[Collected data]
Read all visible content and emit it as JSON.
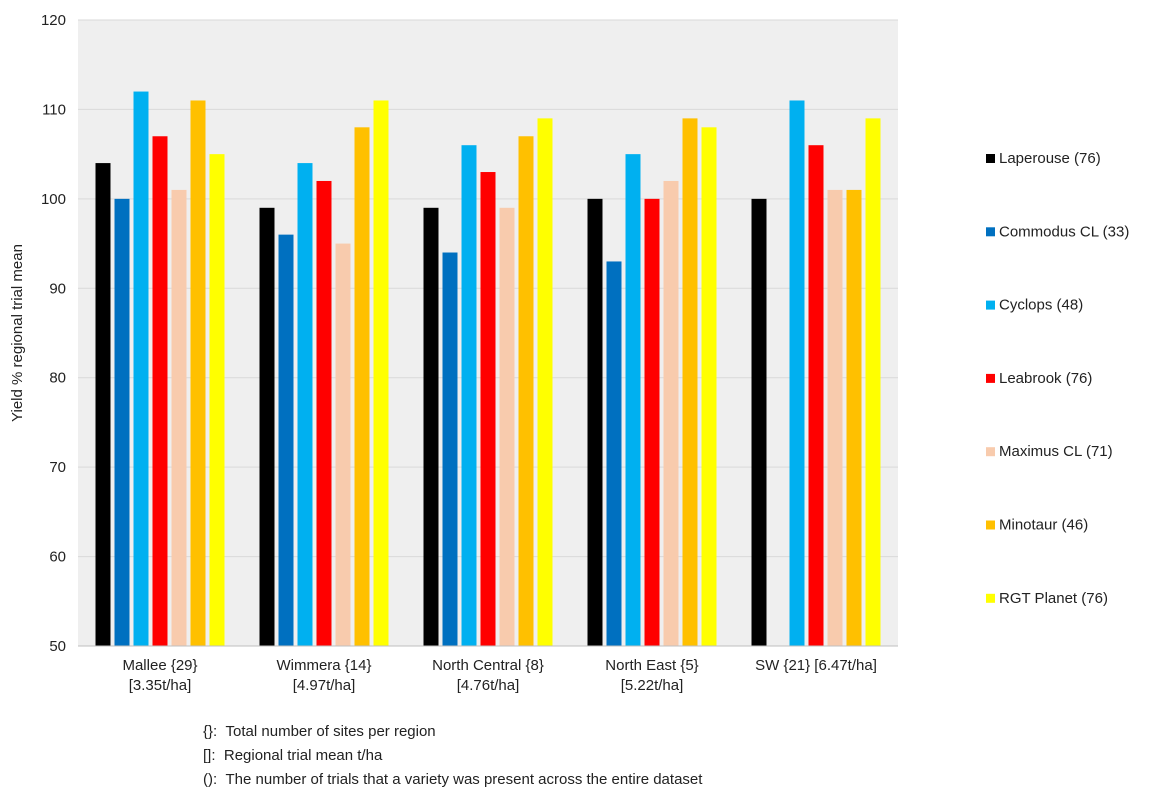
{
  "chart_data": {
    "type": "bar",
    "ylabel": "Yield % regional trial mean",
    "xlabel": "",
    "ylim": [
      50,
      120
    ],
    "yticks": [
      50,
      60,
      70,
      80,
      90,
      100,
      110,
      120
    ],
    "grid": true,
    "legend_position": "right",
    "categories": [
      [
        "Mallee {29}",
        "[3.35t/ha]"
      ],
      [
        "Wimmera {14}",
        "[4.97t/ha]"
      ],
      [
        "North Central {8}",
        "[4.76t/ha]"
      ],
      [
        "North East {5}",
        "[5.22t/ha]"
      ],
      [
        "SW {21} [6.47t/ha]"
      ]
    ],
    "series": [
      {
        "name": "Laperouse (76)",
        "color": "#000000",
        "values": [
          104,
          99,
          99,
          100,
          100
        ]
      },
      {
        "name": "Commodus CL (33)",
        "color": "#0070C0",
        "values": [
          100,
          96,
          94,
          93,
          null
        ]
      },
      {
        "name": "Cyclops (48)",
        "color": "#00B0F0",
        "values": [
          112,
          104,
          106,
          105,
          111
        ]
      },
      {
        "name": "Leabrook (76)",
        "color": "#FF0000",
        "values": [
          107,
          102,
          103,
          100,
          106
        ]
      },
      {
        "name": "Maximus CL (71)",
        "color": "#F8CBAD",
        "values": [
          101,
          95,
          99,
          102,
          101
        ]
      },
      {
        "name": "Minotaur (46)",
        "color": "#FFC000",
        "values": [
          111,
          108,
          107,
          109,
          101
        ]
      },
      {
        "name": "RGT Planet (76)",
        "color": "#FFFF00",
        "values": [
          105,
          111,
          109,
          108,
          109
        ]
      }
    ]
  },
  "notes": [
    {
      "symbol": "{}:",
      "text": "Total number of sites per region"
    },
    {
      "symbol": "[]:",
      "text": "Regional trial mean t/ha"
    },
    {
      "symbol": "():",
      "text": "The number of trials that a variety was present across the entire dataset"
    }
  ]
}
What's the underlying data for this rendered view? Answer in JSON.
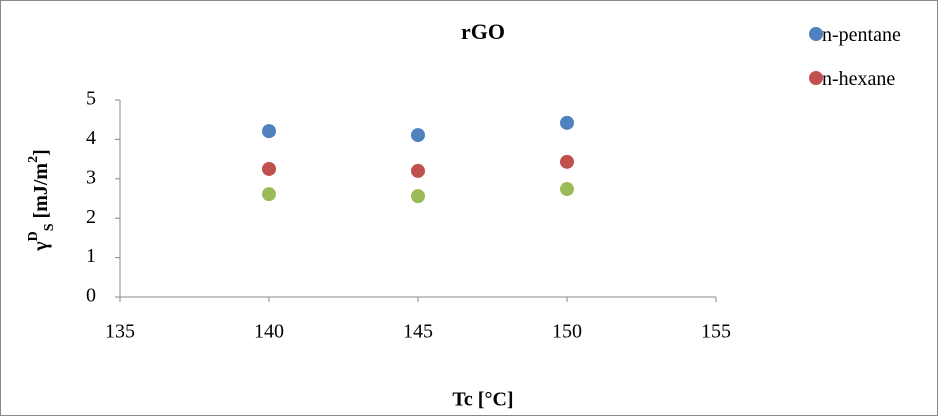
{
  "chart_data": {
    "type": "scatter",
    "title": "rGO",
    "xlabel": "Tc [°C]",
    "ylabel_parts": [
      "γ",
      "D",
      "S",
      " [mJ/m",
      "2",
      "]"
    ],
    "x": [
      140,
      145,
      150
    ],
    "series": [
      {
        "name": "n-pentane",
        "color": "#4f81bd",
        "values": [
          4.21,
          4.11,
          4.42
        ]
      },
      {
        "name": "n-hexane",
        "color": "#c0504d",
        "values": [
          3.25,
          3.2,
          3.43
        ]
      },
      {
        "name": null,
        "color": "#9bbb59",
        "values": [
          2.61,
          2.56,
          2.74
        ]
      }
    ],
    "xlim": [
      135,
      155
    ],
    "xticks": [
      135,
      140,
      145,
      150,
      155
    ],
    "ylim": [
      0,
      5
    ],
    "yticks": [
      0,
      1,
      2,
      3,
      4,
      5
    ],
    "grid": false,
    "legend": "right"
  }
}
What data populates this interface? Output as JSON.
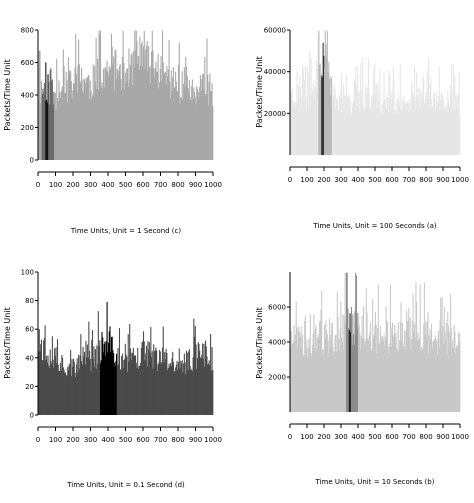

Problem description ->
Copy out the listing exactly as it stands, but not the pictures.

Solution for this exercise ->
Read all visible content and emit it as JSON.
{
  "chart_data": {
    "type": "bar",
    "ylabel": "Yield % regional trial mean",
    "xlabel": "",
    "ylim": [
      50,
      120
    ],
    "yticks": [
      50,
      60,
      70,
      80,
      90,
      100,
      110,
      120
    ],
    "grid": true,
    "legend_position": "right",
    "categories": [
      [
        "Mallee {29}",
        "[3.35t/ha]"
      ],
      [
        "Wimmera {14}",
        "[4.97t/ha]"
      ],
      [
        "North Central {8}",
        "[4.76t/ha]"
      ],
      [
        "North East {5}",
        "[5.22t/ha]"
      ],
      [
        "SW {21} [6.47t/ha]"
      ]
    ],
    "series": [
      {
        "name": "Laperouse (76)",
        "color": "#000000",
        "values": [
          104,
          99,
          99,
          100,
          100
        ]
      },
      {
        "name": "Commodus CL (33)",
        "color": "#0070C0",
        "values": [
          100,
          96,
          94,
          93,
          null
        ]
      },
      {
        "name": "Cyclops (48)",
        "color": "#00B0F0",
        "values": [
          112,
          104,
          106,
          105,
          111
        ]
      },
      {
        "name": "Leabrook (76)",
        "color": "#FF0000",
        "values": [
          107,
          102,
          103,
          100,
          106
        ]
      },
      {
        "name": "Maximus CL (71)",
        "color": "#F8CBAD",
        "values": [
          101,
          95,
          99,
          102,
          101
        ]
      },
      {
        "name": "Minotaur (46)",
        "color": "#FFC000",
        "values": [
          111,
          108,
          107,
          109,
          101
        ]
      },
      {
        "name": "RGT Planet (76)",
        "color": "#FFFF00",
        "values": [
          105,
          111,
          109,
          108,
          109
        ]
      }
    ]
  },
  "notes": [
    {
      "symbol": "{}:",
      "text": "Total number of sites per region"
    },
    {
      "symbol": "[]:",
      "text": "Regional trial mean t/ha"
    },
    {
      "symbol": "():",
      "text": "The number of trials that a variety was present across the entire dataset"
    }
  ]
}
What's the underlying data for this rendered view? Answer in JSON.
{
  "chart_data": {
    "type": "scatter",
    "title": "rGO",
    "xlabel": "Tc [°C]",
    "ylabel_parts": [
      "γ",
      "D",
      "S",
      " [mJ/m",
      "2",
      "]"
    ],
    "x": [
      140,
      145,
      150
    ],
    "series": [
      {
        "name": "n-pentane",
        "color": "#4f81bd",
        "values": [
          4.21,
          4.11,
          4.42
        ]
      },
      {
        "name": "n-hexane",
        "color": "#c0504d",
        "values": [
          3.25,
          3.2,
          3.43
        ]
      },
      {
        "name": null,
        "color": "#9bbb59",
        "values": [
          2.61,
          2.56,
          2.74
        ]
      }
    ],
    "xlim": [
      135,
      155
    ],
    "xticks": [
      135,
      140,
      145,
      150,
      155
    ],
    "ylim": [
      0,
      5
    ],
    "yticks": [
      0,
      1,
      2,
      3,
      4,
      5
    ],
    "grid": false,
    "legend": "right"
  }
}
What data populates this interface? Output as JSON.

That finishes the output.